(begin)
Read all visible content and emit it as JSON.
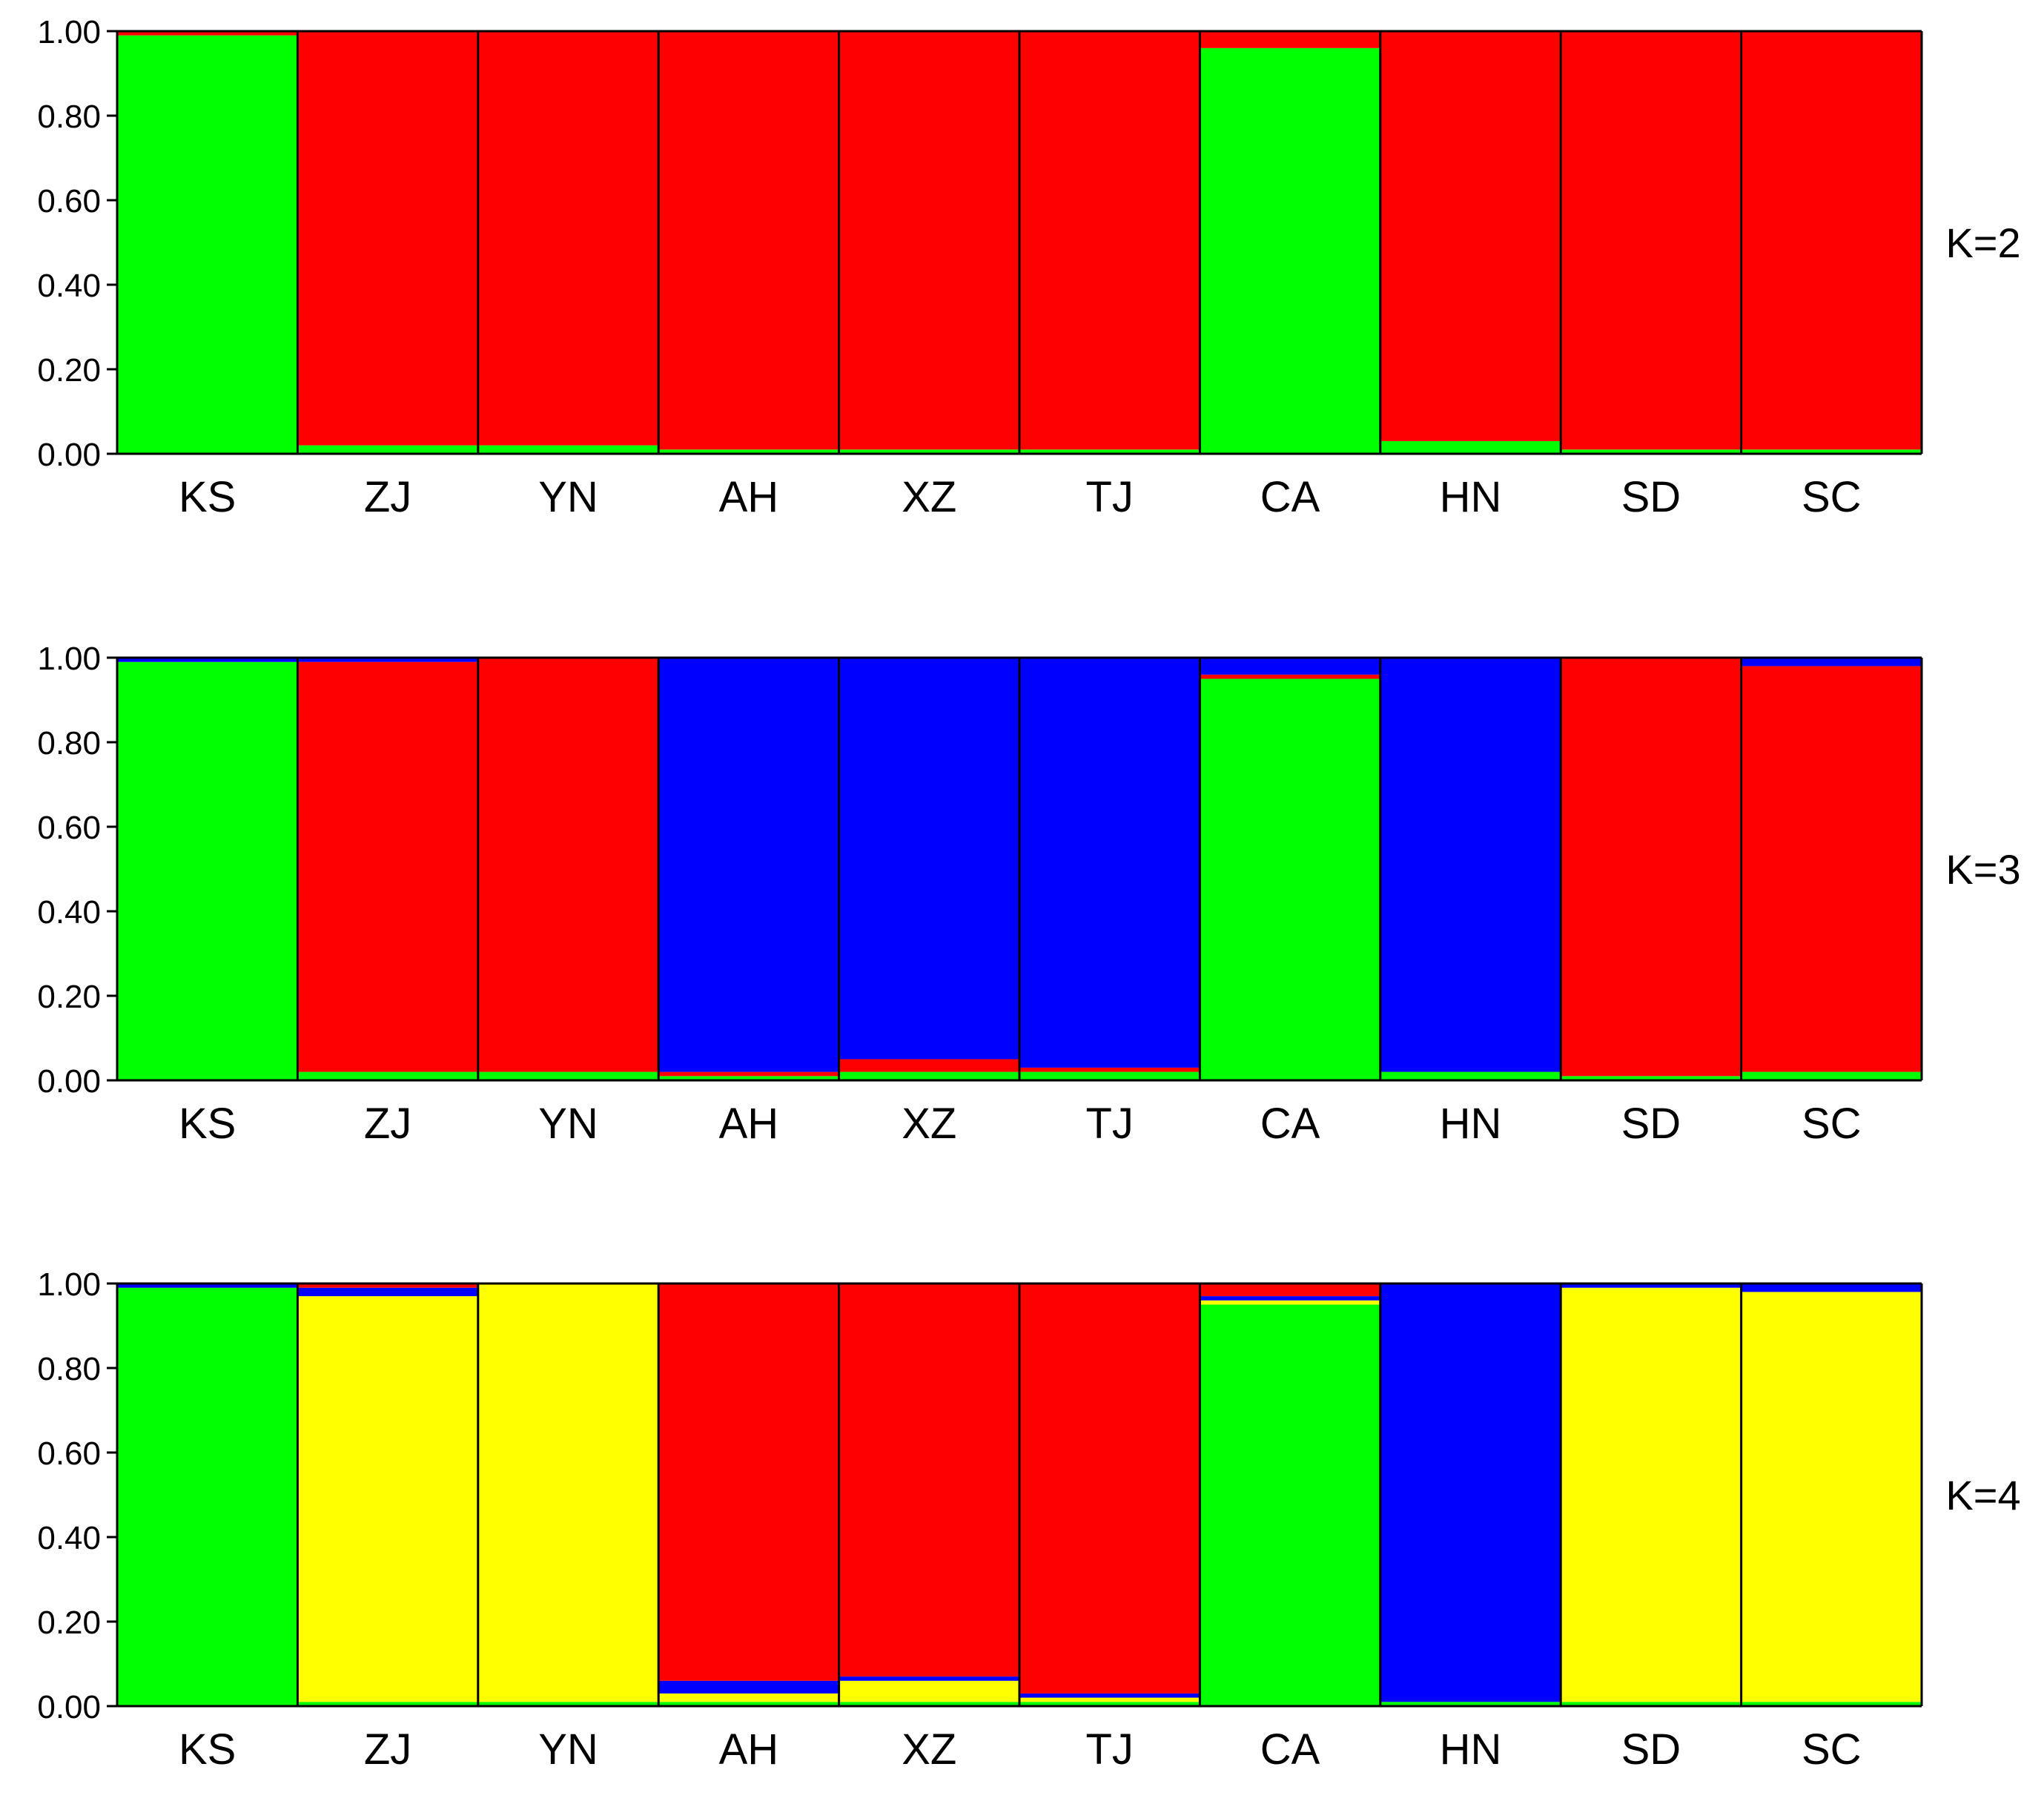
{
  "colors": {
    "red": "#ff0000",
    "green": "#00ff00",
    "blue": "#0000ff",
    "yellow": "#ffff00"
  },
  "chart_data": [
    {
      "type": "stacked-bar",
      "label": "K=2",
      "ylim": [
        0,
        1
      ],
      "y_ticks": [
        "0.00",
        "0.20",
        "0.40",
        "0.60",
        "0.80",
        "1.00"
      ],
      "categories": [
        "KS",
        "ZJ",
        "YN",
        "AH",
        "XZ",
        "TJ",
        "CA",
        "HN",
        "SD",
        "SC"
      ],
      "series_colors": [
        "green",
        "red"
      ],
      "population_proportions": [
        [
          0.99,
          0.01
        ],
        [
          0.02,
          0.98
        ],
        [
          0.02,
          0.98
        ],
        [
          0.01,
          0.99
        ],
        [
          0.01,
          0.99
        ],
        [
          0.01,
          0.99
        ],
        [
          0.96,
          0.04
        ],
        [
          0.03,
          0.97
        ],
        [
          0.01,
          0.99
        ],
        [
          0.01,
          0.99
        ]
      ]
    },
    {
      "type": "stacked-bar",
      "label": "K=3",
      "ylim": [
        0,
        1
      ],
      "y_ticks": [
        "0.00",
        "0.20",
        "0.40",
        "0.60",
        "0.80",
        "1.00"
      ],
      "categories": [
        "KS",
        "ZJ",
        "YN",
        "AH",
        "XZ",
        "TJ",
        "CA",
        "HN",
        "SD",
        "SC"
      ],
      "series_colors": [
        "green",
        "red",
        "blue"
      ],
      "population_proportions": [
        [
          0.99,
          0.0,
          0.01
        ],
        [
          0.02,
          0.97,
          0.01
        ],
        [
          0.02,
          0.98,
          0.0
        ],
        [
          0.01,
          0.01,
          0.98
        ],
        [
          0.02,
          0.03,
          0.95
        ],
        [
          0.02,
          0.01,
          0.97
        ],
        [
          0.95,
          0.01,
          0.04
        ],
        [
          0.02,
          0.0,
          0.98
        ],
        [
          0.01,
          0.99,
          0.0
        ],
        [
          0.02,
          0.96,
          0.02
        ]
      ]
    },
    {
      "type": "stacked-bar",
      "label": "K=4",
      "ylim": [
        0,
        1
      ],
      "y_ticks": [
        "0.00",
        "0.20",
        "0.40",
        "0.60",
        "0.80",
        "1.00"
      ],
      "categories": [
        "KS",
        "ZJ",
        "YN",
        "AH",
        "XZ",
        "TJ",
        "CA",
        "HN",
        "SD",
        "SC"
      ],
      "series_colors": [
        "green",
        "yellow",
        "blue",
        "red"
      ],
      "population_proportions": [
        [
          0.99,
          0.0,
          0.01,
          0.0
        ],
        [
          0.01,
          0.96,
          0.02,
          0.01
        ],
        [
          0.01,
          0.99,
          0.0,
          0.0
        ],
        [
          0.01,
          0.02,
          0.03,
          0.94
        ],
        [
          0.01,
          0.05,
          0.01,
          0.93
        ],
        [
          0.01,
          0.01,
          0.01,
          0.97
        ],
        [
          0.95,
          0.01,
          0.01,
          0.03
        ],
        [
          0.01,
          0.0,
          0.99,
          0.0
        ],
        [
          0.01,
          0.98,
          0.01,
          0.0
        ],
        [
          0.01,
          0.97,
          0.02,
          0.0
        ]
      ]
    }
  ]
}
(end)
§ **What to produce**
Strip out the images, then output the records above word for word.

§ **Reply**
Read all visible content and emit it as JSON.
{
  "colors": {
    "red": "#ff0000",
    "green": "#00ff00",
    "blue": "#0000ff",
    "yellow": "#ffff00"
  },
  "chart_data": [
    {
      "type": "stacked-bar",
      "label": "K=2",
      "ylim": [
        0,
        1
      ],
      "y_ticks": [
        "0.00",
        "0.20",
        "0.40",
        "0.60",
        "0.80",
        "1.00"
      ],
      "categories": [
        "KS",
        "ZJ",
        "YN",
        "AH",
        "XZ",
        "TJ",
        "CA",
        "HN",
        "SD",
        "SC"
      ],
      "series_colors": [
        "green",
        "red"
      ],
      "population_proportions": [
        [
          0.99,
          0.01
        ],
        [
          0.02,
          0.98
        ],
        [
          0.02,
          0.98
        ],
        [
          0.01,
          0.99
        ],
        [
          0.01,
          0.99
        ],
        [
          0.01,
          0.99
        ],
        [
          0.96,
          0.04
        ],
        [
          0.03,
          0.97
        ],
        [
          0.01,
          0.99
        ],
        [
          0.01,
          0.99
        ]
      ]
    },
    {
      "type": "stacked-bar",
      "label": "K=3",
      "ylim": [
        0,
        1
      ],
      "y_ticks": [
        "0.00",
        "0.20",
        "0.40",
        "0.60",
        "0.80",
        "1.00"
      ],
      "categories": [
        "KS",
        "ZJ",
        "YN",
        "AH",
        "XZ",
        "TJ",
        "CA",
        "HN",
        "SD",
        "SC"
      ],
      "series_colors": [
        "green",
        "red",
        "blue"
      ],
      "population_proportions": [
        [
          0.99,
          0.0,
          0.01
        ],
        [
          0.02,
          0.97,
          0.01
        ],
        [
          0.02,
          0.98,
          0.0
        ],
        [
          0.01,
          0.01,
          0.98
        ],
        [
          0.02,
          0.03,
          0.95
        ],
        [
          0.02,
          0.01,
          0.97
        ],
        [
          0.95,
          0.01,
          0.04
        ],
        [
          0.02,
          0.0,
          0.98
        ],
        [
          0.01,
          0.99,
          0.0
        ],
        [
          0.02,
          0.96,
          0.02
        ]
      ]
    },
    {
      "type": "stacked-bar",
      "label": "K=4",
      "ylim": [
        0,
        1
      ],
      "y_ticks": [
        "0.00",
        "0.20",
        "0.40",
        "0.60",
        "0.80",
        "1.00"
      ],
      "categories": [
        "KS",
        "ZJ",
        "YN",
        "AH",
        "XZ",
        "TJ",
        "CA",
        "HN",
        "SD",
        "SC"
      ],
      "series_colors": [
        "green",
        "yellow",
        "blue",
        "red"
      ],
      "population_proportions": [
        [
          0.99,
          0.0,
          0.01,
          0.0
        ],
        [
          0.01,
          0.96,
          0.02,
          0.01
        ],
        [
          0.01,
          0.99,
          0.0,
          0.0
        ],
        [
          0.01,
          0.02,
          0.03,
          0.94
        ],
        [
          0.01,
          0.05,
          0.01,
          0.93
        ],
        [
          0.01,
          0.01,
          0.01,
          0.97
        ],
        [
          0.95,
          0.01,
          0.01,
          0.03
        ],
        [
          0.01,
          0.0,
          0.99,
          0.0
        ],
        [
          0.01,
          0.98,
          0.01,
          0.0
        ],
        [
          0.01,
          0.97,
          0.02,
          0.0
        ]
      ]
    }
  ]
}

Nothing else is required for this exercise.